(Records from a dataset)
━━━━
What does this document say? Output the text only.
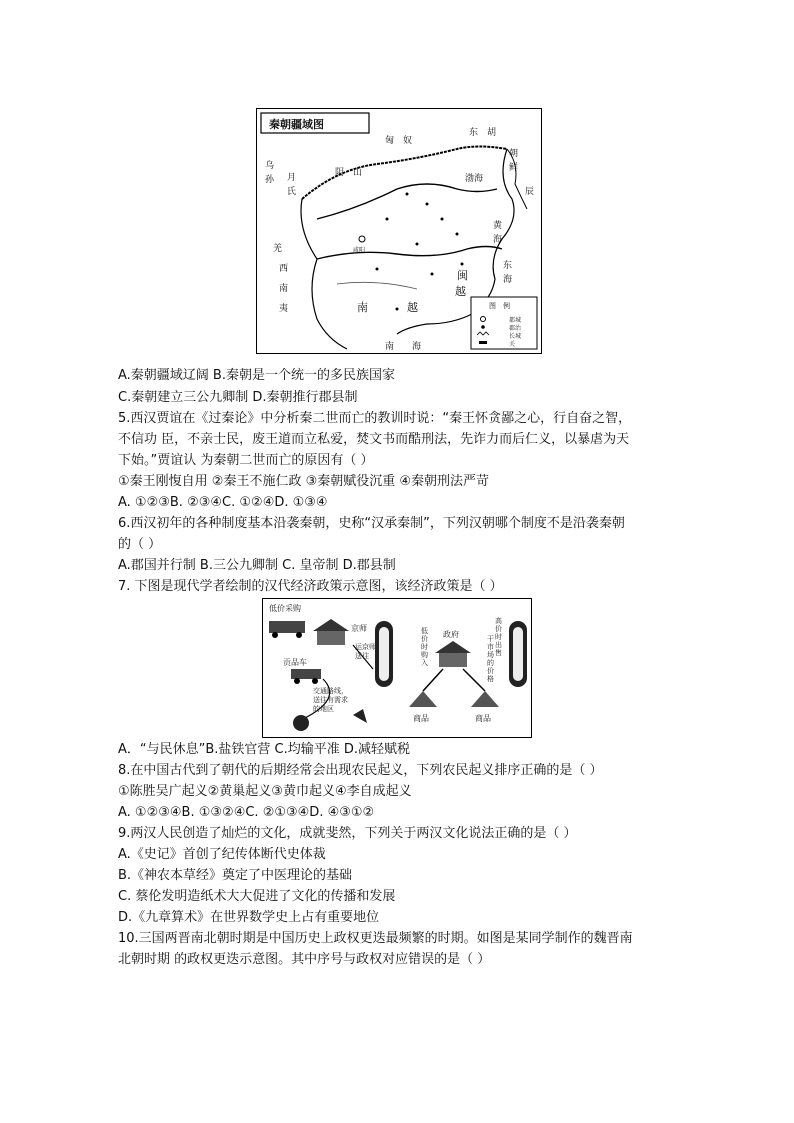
秦朝疆域图
匈　奴
阴　山
东　胡
乌
孙 月
氏
朝
鲜
辰
渤海
黄
海
东
海
羌
西
南
夷	南	越
闽
越
南　　海
咸阳
图　例
都城
郡治
长城
关
A.秦朝疆域辽阔 B.秦朝是一个统一的多民族国家
C.秦朝建立三公九卿制 D.秦朝推行郡县制
5.西汉贾谊在《过秦论》中分析秦二世而亡的教训时说：“秦王怀贪鄙之心，行自奋之智，
不信功 臣，不亲士民，废王道而立私爱，焚文书而酷刑法，先诈力而后仁义，以暴虐为天
下始。”贾谊认 为秦朝二世而亡的原因有（ ）
①秦王刚愎自用 ②秦王不施仁政 ③秦朝赋役沉重 ④秦朝刑法严苛
A. ①②③B. ②③④C. ①②④D. ①③④
6.西汉初年的各种制度基本沿袭秦朝，史称“汉承秦制”，下列汉朝哪个制度不是沿袭秦朝
的（ ）
A.郡国并行制 B.三公九卿制 C. 皇帝制 D.郡县制
7. 下图是现代学者绘制的汉代经济政策示意图，该经济政策是（ ）
低价采购
京师
贡品车
交通路线，
送往有需求
的地区
运京师
送往
政府
低
价
时
购
入
高
价
时
出
售
干
市
场
的
价
格
商品	商品
A．“与民休息”B.盐铁官营 C.均输平准 D.减轻赋税
8.在中国古代到了朝代的后期经常会出现农民起义，下列农民起义排序正确的是（ ）
①陈胜吴广起义②黄巢起义③黄巾起义④李自成起义
A. ①②③④B. ①③②④C. ②①③④D. ④③①②
9.两汉人民创造了灿烂的文化，成就斐然，下列关于两汉文化说法正确的是（ ）
A.《史记》首创了纪传体断代史体裁
B.《神农本草经》奠定了中医理论的基础
C. 蔡伦发明造纸术大大促进了文化的传播和发展
D.《九章算术》在世界数学史上占有重要地位
10.三国两晋南北朝时期是中国历史上政权更迭最频繁的时期。如图是某同学制作的魏晋南
北朝时期 的政权更迭示意图。其中序号与政权对应错误的是（ ）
━━━━
> [Problem to work on]: Write the entries above out again exactly, but not the pictures.

> [Task answer]:
What does this document say? Output the text only.
秦朝疆域图
匈　奴
阴　山
东　胡
乌
孙 月
氏
朝
鲜
辰
渤海
黄
海
东
海
羌
西
南
夷	南	越
闽
越
南　　海
咸阳
图　例
都城
郡治
长城
关
A.秦朝疆域辽阔 B.秦朝是一个统一的多民族国家
C.秦朝建立三公九卿制 D.秦朝推行郡县制
5.西汉贾谊在《过秦论》中分析秦二世而亡的教训时说：“秦王怀贪鄙之心，行自奋之智，
不信功 臣，不亲士民，废王道而立私爱，焚文书而酷刑法，先诈力而后仁义，以暴虐为天
下始。”贾谊认 为秦朝二世而亡的原因有（ ）
①秦王刚愎自用 ②秦王不施仁政 ③秦朝赋役沉重 ④秦朝刑法严苛
A. ①②③B. ②③④C. ①②④D. ①③④
6.西汉初年的各种制度基本沿袭秦朝，史称“汉承秦制”，下列汉朝哪个制度不是沿袭秦朝
的（ ）
A.郡国并行制 B.三公九卿制 C. 皇帝制 D.郡县制
7. 下图是现代学者绘制的汉代经济政策示意图，该经济政策是（ ）
低价采购
京师
贡品车
交通路线，
送往有需求
的地区
运京师
送往
政府
低
价
时
购
入
高
价
时
出
售
干
市
场
的
价
格
商品	商品
A．“与民休息”B.盐铁官营 C.均输平准 D.减轻赋税
8.在中国古代到了朝代的后期经常会出现农民起义，下列农民起义排序正确的是（ ）
①陈胜吴广起义②黄巢起义③黄巾起义④李自成起义
A. ①②③④B. ①③②④C. ②①③④D. ④③①②
9.两汉人民创造了灿烂的文化，成就斐然，下列关于两汉文化说法正确的是（ ）
A.《史记》首创了纪传体断代史体裁
B.《神农本草经》奠定了中医理论的基础
C. 蔡伦发明造纸术大大促进了文化的传播和发展
D.《九章算术》在世界数学史上占有重要地位
10.三国两晋南北朝时期是中国历史上政权更迭最频繁的时期。如图是某同学制作的魏晋南
北朝时期 的政权更迭示意图。其中序号与政权对应错误的是（ ）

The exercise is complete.